TASK TO COMPLETE
Print each of the entries exactly, leaving nothing out.

SUPPLIED MATERIAL
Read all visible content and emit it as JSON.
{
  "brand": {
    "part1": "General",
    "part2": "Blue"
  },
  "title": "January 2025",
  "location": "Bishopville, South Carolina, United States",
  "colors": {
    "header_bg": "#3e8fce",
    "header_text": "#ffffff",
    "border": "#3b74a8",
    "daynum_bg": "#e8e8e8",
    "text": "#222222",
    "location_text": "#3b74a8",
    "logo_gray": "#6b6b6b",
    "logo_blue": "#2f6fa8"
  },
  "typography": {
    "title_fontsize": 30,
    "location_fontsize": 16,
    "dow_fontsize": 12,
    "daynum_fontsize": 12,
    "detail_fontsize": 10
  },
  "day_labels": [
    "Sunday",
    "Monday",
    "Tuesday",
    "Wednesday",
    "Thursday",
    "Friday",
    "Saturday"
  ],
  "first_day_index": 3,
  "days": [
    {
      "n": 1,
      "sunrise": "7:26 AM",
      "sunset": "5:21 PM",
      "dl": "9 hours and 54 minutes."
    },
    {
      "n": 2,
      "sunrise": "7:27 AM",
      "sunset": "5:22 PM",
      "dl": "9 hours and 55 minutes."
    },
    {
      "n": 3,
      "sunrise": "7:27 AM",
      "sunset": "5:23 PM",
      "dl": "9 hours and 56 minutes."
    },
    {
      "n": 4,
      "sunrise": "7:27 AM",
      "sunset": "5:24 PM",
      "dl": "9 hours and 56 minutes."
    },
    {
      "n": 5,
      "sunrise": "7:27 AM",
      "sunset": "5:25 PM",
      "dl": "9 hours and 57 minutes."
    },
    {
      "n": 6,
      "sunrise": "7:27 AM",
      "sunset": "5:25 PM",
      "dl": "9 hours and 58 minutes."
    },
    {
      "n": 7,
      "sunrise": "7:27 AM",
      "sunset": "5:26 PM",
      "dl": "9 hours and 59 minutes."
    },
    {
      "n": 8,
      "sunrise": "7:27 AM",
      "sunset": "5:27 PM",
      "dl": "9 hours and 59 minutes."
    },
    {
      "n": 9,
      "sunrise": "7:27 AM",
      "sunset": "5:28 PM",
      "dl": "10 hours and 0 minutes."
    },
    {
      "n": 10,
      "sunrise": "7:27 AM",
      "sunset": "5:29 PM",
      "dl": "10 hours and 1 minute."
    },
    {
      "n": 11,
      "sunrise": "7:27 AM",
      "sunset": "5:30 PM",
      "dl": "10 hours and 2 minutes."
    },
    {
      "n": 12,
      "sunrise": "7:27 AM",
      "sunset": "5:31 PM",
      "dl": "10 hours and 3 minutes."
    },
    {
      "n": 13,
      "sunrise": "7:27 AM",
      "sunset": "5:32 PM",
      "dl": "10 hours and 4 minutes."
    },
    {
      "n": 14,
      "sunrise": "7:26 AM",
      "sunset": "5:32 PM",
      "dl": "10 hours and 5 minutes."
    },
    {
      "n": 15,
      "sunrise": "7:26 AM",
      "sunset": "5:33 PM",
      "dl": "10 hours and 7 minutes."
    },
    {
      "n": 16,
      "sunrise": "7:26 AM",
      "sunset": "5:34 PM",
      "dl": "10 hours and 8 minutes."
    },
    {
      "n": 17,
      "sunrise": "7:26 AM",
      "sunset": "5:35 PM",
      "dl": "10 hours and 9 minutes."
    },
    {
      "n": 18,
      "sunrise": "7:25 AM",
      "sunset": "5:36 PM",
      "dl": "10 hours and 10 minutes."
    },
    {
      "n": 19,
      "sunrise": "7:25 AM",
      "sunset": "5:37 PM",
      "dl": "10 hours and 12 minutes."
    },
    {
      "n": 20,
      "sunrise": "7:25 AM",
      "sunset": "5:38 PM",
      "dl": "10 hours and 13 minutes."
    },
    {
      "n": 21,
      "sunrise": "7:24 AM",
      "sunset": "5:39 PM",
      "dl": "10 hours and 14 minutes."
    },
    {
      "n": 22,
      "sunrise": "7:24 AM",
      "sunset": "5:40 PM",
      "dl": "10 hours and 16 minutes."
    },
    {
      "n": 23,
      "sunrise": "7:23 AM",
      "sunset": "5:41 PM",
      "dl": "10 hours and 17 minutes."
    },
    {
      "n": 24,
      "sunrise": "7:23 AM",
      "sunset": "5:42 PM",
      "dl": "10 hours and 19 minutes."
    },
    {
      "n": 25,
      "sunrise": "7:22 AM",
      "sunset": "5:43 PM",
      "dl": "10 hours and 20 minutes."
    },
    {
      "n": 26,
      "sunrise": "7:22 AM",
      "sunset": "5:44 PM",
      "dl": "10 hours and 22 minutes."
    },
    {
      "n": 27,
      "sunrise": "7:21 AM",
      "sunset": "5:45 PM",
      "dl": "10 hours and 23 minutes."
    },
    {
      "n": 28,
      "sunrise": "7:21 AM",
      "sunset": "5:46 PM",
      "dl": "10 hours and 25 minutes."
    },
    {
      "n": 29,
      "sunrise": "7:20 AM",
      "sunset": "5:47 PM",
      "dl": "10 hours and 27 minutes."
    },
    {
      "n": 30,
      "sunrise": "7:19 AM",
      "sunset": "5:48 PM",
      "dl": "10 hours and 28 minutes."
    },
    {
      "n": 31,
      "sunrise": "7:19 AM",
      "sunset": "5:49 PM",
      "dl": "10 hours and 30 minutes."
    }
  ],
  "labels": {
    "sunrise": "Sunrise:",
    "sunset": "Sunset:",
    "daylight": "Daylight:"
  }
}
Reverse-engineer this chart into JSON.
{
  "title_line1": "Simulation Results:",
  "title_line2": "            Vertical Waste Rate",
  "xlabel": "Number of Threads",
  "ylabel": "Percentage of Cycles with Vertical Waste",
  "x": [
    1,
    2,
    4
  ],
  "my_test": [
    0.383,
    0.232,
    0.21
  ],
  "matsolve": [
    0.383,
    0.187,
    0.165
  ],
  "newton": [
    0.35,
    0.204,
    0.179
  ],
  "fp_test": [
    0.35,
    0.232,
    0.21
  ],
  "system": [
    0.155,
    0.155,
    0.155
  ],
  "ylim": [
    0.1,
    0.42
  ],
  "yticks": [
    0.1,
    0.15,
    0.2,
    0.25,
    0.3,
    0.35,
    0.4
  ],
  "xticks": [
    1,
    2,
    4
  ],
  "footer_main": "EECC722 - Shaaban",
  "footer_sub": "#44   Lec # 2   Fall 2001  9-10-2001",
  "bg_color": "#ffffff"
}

REPLY
Read all visible content and emit it as JSON.
{
  "brand": {
    "part1": "General",
    "part2": "Blue"
  },
  "title": "January 2025",
  "location": "Bishopville, South Carolina, United States",
  "colors": {
    "header_bg": "#3e8fce",
    "header_text": "#ffffff",
    "border": "#3b74a8",
    "daynum_bg": "#e8e8e8",
    "text": "#222222",
    "location_text": "#3b74a8",
    "logo_gray": "#6b6b6b",
    "logo_blue": "#2f6fa8"
  },
  "typography": {
    "title_fontsize": 30,
    "location_fontsize": 16,
    "dow_fontsize": 12,
    "daynum_fontsize": 12,
    "detail_fontsize": 10
  },
  "day_labels": [
    "Sunday",
    "Monday",
    "Tuesday",
    "Wednesday",
    "Thursday",
    "Friday",
    "Saturday"
  ],
  "first_day_index": 3,
  "days": [
    {
      "n": 1,
      "sunrise": "7:26 AM",
      "sunset": "5:21 PM",
      "dl": "9 hours and 54 minutes."
    },
    {
      "n": 2,
      "sunrise": "7:27 AM",
      "sunset": "5:22 PM",
      "dl": "9 hours and 55 minutes."
    },
    {
      "n": 3,
      "sunrise": "7:27 AM",
      "sunset": "5:23 PM",
      "dl": "9 hours and 56 minutes."
    },
    {
      "n": 4,
      "sunrise": "7:27 AM",
      "sunset": "5:24 PM",
      "dl": "9 hours and 56 minutes."
    },
    {
      "n": 5,
      "sunrise": "7:27 AM",
      "sunset": "5:25 PM",
      "dl": "9 hours and 57 minutes."
    },
    {
      "n": 6,
      "sunrise": "7:27 AM",
      "sunset": "5:25 PM",
      "dl": "9 hours and 58 minutes."
    },
    {
      "n": 7,
      "sunrise": "7:27 AM",
      "sunset": "5:26 PM",
      "dl": "9 hours and 59 minutes."
    },
    {
      "n": 8,
      "sunrise": "7:27 AM",
      "sunset": "5:27 PM",
      "dl": "9 hours and 59 minutes."
    },
    {
      "n": 9,
      "sunrise": "7:27 AM",
      "sunset": "5:28 PM",
      "dl": "10 hours and 0 minutes."
    },
    {
      "n": 10,
      "sunrise": "7:27 AM",
      "sunset": "5:29 PM",
      "dl": "10 hours and 1 minute."
    },
    {
      "n": 11,
      "sunrise": "7:27 AM",
      "sunset": "5:30 PM",
      "dl": "10 hours and 2 minutes."
    },
    {
      "n": 12,
      "sunrise": "7:27 AM",
      "sunset": "5:31 PM",
      "dl": "10 hours and 3 minutes."
    },
    {
      "n": 13,
      "sunrise": "7:27 AM",
      "sunset": "5:32 PM",
      "dl": "10 hours and 4 minutes."
    },
    {
      "n": 14,
      "sunrise": "7:26 AM",
      "sunset": "5:32 PM",
      "dl": "10 hours and 5 minutes."
    },
    {
      "n": 15,
      "sunrise": "7:26 AM",
      "sunset": "5:33 PM",
      "dl": "10 hours and 7 minutes."
    },
    {
      "n": 16,
      "sunrise": "7:26 AM",
      "sunset": "5:34 PM",
      "dl": "10 hours and 8 minutes."
    },
    {
      "n": 17,
      "sunrise": "7:26 AM",
      "sunset": "5:35 PM",
      "dl": "10 hours and 9 minutes."
    },
    {
      "n": 18,
      "sunrise": "7:25 AM",
      "sunset": "5:36 PM",
      "dl": "10 hours and 10 minutes."
    },
    {
      "n": 19,
      "sunrise": "7:25 AM",
      "sunset": "5:37 PM",
      "dl": "10 hours and 12 minutes."
    },
    {
      "n": 20,
      "sunrise": "7:25 AM",
      "sunset": "5:38 PM",
      "dl": "10 hours and 13 minutes."
    },
    {
      "n": 21,
      "sunrise": "7:24 AM",
      "sunset": "5:39 PM",
      "dl": "10 hours and 14 minutes."
    },
    {
      "n": 22,
      "sunrise": "7:24 AM",
      "sunset": "5:40 PM",
      "dl": "10 hours and 16 minutes."
    },
    {
      "n": 23,
      "sunrise": "7:23 AM",
      "sunset": "5:41 PM",
      "dl": "10 hours and 17 minutes."
    },
    {
      "n": 24,
      "sunrise": "7:23 AM",
      "sunset": "5:42 PM",
      "dl": "10 hours and 19 minutes."
    },
    {
      "n": 25,
      "sunrise": "7:22 AM",
      "sunset": "5:43 PM",
      "dl": "10 hours and 20 minutes."
    },
    {
      "n": 26,
      "sunrise": "7:22 AM",
      "sunset": "5:44 PM",
      "dl": "10 hours and 22 minutes."
    },
    {
      "n": 27,
      "sunrise": "7:21 AM",
      "sunset": "5:45 PM",
      "dl": "10 hours and 23 minutes."
    },
    {
      "n": 28,
      "sunrise": "7:21 AM",
      "sunset": "5:46 PM",
      "dl": "10 hours and 25 minutes."
    },
    {
      "n": 29,
      "sunrise": "7:20 AM",
      "sunset": "5:47 PM",
      "dl": "10 hours and 27 minutes."
    },
    {
      "n": 30,
      "sunrise": "7:19 AM",
      "sunset": "5:48 PM",
      "dl": "10 hours and 28 minutes."
    },
    {
      "n": 31,
      "sunrise": "7:19 AM",
      "sunset": "5:49 PM",
      "dl": "10 hours and 30 minutes."
    }
  ],
  "labels": {
    "sunrise": "Sunrise:",
    "sunset": "Sunset:",
    "daylight": "Daylight:"
  }
}
Reverse-engineer this chart into JSON.
{
  "title_line1": "Simulation Results:",
  "title_line2": "            Vertical Waste Rate",
  "xlabel": "Number of Threads",
  "ylabel": "Percentage of Cycles with Vertical Waste",
  "x": [
    1,
    2,
    4
  ],
  "my_test": [
    0.383,
    0.232,
    0.21
  ],
  "matsolve": [
    0.383,
    0.187,
    0.165
  ],
  "newton": [
    0.35,
    0.204,
    0.179
  ],
  "fp_test": [
    0.35,
    0.232,
    0.21
  ],
  "system": [
    0.155,
    0.155,
    0.155
  ],
  "ylim": [
    0.1,
    0.42
  ],
  "yticks": [
    0.1,
    0.15,
    0.2,
    0.25,
    0.3,
    0.35,
    0.4
  ],
  "xticks": [
    1,
    2,
    4
  ],
  "footer_main": "EECC722 - Shaaban",
  "footer_sub": "#44   Lec # 2   Fall 2001  9-10-2001",
  "bg_color": "#ffffff"
}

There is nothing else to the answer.